Give all of the lines again exactly as they read.

Stored data
+ + + +

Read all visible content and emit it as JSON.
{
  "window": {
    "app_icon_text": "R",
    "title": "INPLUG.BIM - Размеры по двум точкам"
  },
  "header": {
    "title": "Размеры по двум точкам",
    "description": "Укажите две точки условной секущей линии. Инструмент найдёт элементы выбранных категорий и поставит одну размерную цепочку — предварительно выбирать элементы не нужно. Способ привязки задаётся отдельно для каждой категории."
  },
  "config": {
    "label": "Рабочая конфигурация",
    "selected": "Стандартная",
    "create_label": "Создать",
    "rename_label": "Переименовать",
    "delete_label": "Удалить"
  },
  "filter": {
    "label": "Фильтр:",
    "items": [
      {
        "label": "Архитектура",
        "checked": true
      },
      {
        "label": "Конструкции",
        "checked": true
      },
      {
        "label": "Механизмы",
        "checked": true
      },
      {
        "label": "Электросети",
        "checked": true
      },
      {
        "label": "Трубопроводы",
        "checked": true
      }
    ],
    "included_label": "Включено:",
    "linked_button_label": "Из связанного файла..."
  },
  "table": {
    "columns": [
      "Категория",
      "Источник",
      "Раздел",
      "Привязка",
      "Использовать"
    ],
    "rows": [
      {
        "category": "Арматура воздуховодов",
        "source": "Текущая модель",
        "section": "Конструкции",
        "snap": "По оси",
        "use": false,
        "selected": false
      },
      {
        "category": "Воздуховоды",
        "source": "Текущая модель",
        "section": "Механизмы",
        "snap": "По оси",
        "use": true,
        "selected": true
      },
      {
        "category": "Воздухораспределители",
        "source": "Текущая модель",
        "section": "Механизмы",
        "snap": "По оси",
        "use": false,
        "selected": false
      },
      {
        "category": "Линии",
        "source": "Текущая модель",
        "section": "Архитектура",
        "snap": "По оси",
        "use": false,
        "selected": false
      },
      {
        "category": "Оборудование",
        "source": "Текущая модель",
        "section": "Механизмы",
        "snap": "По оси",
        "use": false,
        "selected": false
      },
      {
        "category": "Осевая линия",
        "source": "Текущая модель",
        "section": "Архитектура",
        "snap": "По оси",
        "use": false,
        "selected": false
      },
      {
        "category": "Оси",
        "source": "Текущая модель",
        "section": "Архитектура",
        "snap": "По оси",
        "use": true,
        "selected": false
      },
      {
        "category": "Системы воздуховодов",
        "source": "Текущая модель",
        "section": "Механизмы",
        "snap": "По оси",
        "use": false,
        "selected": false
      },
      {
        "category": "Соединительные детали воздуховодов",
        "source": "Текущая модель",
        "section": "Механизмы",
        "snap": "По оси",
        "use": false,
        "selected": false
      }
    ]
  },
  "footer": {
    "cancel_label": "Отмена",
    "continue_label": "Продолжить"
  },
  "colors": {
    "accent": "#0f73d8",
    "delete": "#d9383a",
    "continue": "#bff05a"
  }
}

+ + + +

■ TASK RESULT:
Read all visible content and emit it as JSON.
{
  "window": {
    "app_icon_text": "R",
    "title": "INPLUG.BIM - Размеры по двум точкам"
  },
  "header": {
    "title": "Размеры по двум точкам",
    "description": "Укажите две точки условной секущей линии. Инструмент найдёт элементы выбранных категорий и поставит одну размерную цепочку — предварительно выбирать элементы не нужно. Способ привязки задаётся отдельно для каждой категории."
  },
  "config": {
    "label": "Рабочая конфигурация",
    "selected": "Стандартная",
    "create_label": "Создать",
    "rename_label": "Переименовать",
    "delete_label": "Удалить"
  },
  "filter": {
    "label": "Фильтр:",
    "items": [
      {
        "label": "Архитектура",
        "checked": true
      },
      {
        "label": "Конструкции",
        "checked": true
      },
      {
        "label": "Механизмы",
        "checked": true
      },
      {
        "label": "Электросети",
        "checked": true
      },
      {
        "label": "Трубопроводы",
        "checked": true
      }
    ],
    "included_label": "Включено:",
    "linked_button_label": "Из связанного файла..."
  },
  "table": {
    "columns": [
      "Категория",
      "Источник",
      "Раздел",
      "Привязка",
      "Использовать"
    ],
    "rows": [
      {
        "category": "Арматура воздуховодов",
        "source": "Текущая модель",
        "section": "Конструкции",
        "snap": "По оси",
        "use": false,
        "selected": false
      },
      {
        "category": "Воздуховоды",
        "source": "Текущая модель",
        "section": "Механизмы",
        "snap": "По оси",
        "use": true,
        "selected": true
      },
      {
        "category": "Воздухораспределители",
        "source": "Текущая модель",
        "section": "Механизмы",
        "snap": "По оси",
        "use": false,
        "selected": false
      },
      {
        "category": "Линии",
        "source": "Текущая модель",
        "section": "Архитектура",
        "snap": "По оси",
        "use": false,
        "selected": false
      },
      {
        "category": "Оборудование",
        "source": "Текущая модель",
        "section": "Механизмы",
        "snap": "По оси",
        "use": false,
        "selected": false
      },
      {
        "category": "Осевая линия",
        "source": "Текущая модель",
        "section": "Архитектура",
        "snap": "По оси",
        "use": false,
        "selected": false
      },
      {
        "category": "Оси",
        "source": "Текущая модель",
        "section": "Архитектура",
        "snap": "По оси",
        "use": true,
        "selected": false
      },
      {
        "category": "Системы воздуховодов",
        "source": "Текущая модель",
        "section": "Механизмы",
        "snap": "По оси",
        "use": false,
        "selected": false
      },
      {
        "category": "Соединительные детали воздуховодов",
        "source": "Текущая модель",
        "section": "Механизмы",
        "snap": "По оси",
        "use": false,
        "selected": false
      }
    ]
  },
  "footer": {
    "cancel_label": "Отмена",
    "continue_label": "Продолжить"
  },
  "colors": {
    "accent": "#0f73d8",
    "delete": "#d9383a",
    "continue": "#bff05a"
  }
}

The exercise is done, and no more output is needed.